PROMPT - Extract from the listing each line in which the word "price" appears.

GIVEN RECORDS -
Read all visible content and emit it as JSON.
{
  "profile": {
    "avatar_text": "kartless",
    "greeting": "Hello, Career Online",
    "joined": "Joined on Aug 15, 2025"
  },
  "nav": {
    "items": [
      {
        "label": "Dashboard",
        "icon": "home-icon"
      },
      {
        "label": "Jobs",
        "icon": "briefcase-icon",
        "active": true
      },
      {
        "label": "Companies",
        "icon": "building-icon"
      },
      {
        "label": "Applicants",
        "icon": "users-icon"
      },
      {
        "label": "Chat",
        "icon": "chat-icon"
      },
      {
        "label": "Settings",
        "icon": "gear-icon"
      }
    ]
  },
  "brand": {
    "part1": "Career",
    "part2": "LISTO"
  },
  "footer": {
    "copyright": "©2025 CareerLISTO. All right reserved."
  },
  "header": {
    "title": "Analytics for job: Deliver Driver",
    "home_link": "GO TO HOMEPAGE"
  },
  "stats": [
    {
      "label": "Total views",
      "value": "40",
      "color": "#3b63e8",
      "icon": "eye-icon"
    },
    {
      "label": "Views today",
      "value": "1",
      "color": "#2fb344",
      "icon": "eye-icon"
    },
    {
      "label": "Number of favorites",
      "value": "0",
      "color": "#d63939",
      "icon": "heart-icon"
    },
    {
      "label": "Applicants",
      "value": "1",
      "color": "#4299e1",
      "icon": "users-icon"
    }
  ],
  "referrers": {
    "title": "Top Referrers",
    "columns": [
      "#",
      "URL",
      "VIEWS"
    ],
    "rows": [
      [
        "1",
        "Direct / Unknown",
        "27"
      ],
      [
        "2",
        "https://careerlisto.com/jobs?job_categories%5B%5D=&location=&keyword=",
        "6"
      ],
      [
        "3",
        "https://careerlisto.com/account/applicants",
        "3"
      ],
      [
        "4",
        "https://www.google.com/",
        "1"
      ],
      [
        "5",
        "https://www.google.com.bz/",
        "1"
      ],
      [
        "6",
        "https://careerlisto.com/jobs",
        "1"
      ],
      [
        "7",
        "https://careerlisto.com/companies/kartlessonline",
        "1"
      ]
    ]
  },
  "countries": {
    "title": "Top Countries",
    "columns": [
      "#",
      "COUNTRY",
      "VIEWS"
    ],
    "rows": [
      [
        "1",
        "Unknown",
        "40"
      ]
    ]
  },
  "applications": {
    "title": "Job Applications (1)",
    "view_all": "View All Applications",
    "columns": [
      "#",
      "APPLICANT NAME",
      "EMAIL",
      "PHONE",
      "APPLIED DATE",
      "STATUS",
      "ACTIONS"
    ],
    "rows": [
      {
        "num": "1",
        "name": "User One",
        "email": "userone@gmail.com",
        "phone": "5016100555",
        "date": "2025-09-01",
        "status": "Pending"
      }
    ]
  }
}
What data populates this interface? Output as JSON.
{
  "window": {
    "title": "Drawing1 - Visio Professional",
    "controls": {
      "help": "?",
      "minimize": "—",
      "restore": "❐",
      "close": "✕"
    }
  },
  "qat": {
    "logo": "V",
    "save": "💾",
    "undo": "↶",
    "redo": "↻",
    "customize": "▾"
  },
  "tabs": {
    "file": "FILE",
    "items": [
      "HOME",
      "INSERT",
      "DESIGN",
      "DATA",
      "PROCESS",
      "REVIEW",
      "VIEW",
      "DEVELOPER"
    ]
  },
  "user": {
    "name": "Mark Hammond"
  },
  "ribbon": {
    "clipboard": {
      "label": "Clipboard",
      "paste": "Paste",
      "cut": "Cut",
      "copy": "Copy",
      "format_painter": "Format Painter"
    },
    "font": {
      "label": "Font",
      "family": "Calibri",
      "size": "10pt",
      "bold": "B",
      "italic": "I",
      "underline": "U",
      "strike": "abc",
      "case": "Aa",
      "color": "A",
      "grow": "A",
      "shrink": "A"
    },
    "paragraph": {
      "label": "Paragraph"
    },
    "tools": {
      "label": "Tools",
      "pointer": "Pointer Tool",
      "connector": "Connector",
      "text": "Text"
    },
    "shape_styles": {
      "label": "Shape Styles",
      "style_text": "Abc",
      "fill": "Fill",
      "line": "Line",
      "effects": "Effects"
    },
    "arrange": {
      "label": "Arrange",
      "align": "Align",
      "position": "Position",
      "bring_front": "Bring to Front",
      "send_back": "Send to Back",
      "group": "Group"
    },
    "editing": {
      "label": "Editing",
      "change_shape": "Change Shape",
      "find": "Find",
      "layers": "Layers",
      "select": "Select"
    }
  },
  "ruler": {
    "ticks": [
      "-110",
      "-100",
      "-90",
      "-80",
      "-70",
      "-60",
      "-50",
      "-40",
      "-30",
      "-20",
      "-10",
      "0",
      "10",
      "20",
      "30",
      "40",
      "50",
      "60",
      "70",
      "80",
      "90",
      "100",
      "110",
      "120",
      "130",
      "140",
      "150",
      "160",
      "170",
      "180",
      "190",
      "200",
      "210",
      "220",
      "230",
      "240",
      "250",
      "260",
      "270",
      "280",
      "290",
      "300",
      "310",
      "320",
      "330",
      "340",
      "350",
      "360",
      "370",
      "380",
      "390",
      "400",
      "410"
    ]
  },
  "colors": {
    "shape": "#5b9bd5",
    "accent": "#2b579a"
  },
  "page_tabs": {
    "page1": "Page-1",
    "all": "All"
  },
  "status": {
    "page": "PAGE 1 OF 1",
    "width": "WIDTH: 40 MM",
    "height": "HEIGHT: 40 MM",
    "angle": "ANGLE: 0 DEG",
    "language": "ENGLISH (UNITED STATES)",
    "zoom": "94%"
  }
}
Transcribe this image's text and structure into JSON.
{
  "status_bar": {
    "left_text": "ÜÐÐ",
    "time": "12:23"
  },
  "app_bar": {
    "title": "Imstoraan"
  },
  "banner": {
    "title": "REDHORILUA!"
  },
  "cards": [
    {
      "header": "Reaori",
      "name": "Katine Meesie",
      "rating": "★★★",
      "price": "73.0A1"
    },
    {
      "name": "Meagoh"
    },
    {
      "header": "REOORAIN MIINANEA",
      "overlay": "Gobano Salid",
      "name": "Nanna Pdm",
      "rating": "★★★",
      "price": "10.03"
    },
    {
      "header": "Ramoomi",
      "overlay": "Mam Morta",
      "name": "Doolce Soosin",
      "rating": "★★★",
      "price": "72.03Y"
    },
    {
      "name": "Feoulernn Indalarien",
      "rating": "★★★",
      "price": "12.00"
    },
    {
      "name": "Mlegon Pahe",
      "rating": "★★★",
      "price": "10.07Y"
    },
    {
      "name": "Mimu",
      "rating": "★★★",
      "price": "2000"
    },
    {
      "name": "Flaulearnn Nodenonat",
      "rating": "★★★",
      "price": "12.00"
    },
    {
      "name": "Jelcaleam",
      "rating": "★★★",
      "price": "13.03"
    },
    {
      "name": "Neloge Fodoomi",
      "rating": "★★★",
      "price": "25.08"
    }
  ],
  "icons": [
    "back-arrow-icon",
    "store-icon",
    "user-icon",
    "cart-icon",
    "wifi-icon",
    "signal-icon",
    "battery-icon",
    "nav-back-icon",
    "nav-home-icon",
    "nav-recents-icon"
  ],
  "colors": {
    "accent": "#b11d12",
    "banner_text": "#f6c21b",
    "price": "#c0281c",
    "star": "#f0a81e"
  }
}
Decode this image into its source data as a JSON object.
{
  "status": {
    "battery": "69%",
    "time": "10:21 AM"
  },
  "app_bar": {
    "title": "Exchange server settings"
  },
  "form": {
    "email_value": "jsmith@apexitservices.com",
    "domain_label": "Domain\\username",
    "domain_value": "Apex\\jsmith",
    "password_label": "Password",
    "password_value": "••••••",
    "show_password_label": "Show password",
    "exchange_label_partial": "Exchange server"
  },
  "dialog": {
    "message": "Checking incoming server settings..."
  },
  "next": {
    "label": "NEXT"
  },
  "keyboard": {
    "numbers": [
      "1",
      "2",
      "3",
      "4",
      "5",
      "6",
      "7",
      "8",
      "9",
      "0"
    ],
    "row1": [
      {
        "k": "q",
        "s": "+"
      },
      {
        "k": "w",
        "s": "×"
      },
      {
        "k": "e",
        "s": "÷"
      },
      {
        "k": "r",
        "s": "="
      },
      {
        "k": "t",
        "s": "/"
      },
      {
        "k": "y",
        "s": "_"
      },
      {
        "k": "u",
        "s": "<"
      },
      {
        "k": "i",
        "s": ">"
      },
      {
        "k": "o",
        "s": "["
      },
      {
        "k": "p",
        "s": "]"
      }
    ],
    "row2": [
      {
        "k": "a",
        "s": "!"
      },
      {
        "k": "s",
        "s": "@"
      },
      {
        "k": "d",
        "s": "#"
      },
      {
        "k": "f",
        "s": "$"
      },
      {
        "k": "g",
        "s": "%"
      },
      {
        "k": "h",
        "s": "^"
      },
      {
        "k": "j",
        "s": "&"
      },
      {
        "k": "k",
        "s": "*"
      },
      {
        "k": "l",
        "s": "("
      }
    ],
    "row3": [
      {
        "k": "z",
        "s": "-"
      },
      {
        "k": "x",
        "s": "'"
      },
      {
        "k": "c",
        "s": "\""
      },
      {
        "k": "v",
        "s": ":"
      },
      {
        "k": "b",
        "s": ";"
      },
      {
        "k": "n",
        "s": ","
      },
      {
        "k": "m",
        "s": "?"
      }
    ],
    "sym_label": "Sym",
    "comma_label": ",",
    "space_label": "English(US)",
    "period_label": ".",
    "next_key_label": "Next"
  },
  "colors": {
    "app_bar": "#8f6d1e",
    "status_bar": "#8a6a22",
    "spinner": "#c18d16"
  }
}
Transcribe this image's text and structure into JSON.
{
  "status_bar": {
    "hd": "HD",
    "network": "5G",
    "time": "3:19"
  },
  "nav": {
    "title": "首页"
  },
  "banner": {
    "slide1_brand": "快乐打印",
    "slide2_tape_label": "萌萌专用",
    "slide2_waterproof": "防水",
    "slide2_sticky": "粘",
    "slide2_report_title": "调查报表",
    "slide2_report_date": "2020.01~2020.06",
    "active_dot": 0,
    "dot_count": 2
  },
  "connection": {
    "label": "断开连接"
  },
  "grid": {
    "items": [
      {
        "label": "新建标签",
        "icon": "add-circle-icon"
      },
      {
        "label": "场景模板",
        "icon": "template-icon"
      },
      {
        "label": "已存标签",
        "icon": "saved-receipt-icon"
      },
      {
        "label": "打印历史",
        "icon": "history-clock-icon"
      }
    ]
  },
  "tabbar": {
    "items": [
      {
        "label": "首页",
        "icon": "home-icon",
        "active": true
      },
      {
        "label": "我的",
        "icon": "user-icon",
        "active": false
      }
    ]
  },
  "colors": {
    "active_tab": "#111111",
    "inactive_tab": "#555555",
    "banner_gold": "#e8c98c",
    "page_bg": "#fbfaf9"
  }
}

RESULT BELOW -
      "price": "73.0A1"
      "price": "10.03"
      "price": "72.03Y"
      "price": "12.00"
      "price": "10.07Y"
      "price": "2000"
      "price": "12.00"
      "price": "13.03"
      "price": "25.08"
    "price": "#c0281c",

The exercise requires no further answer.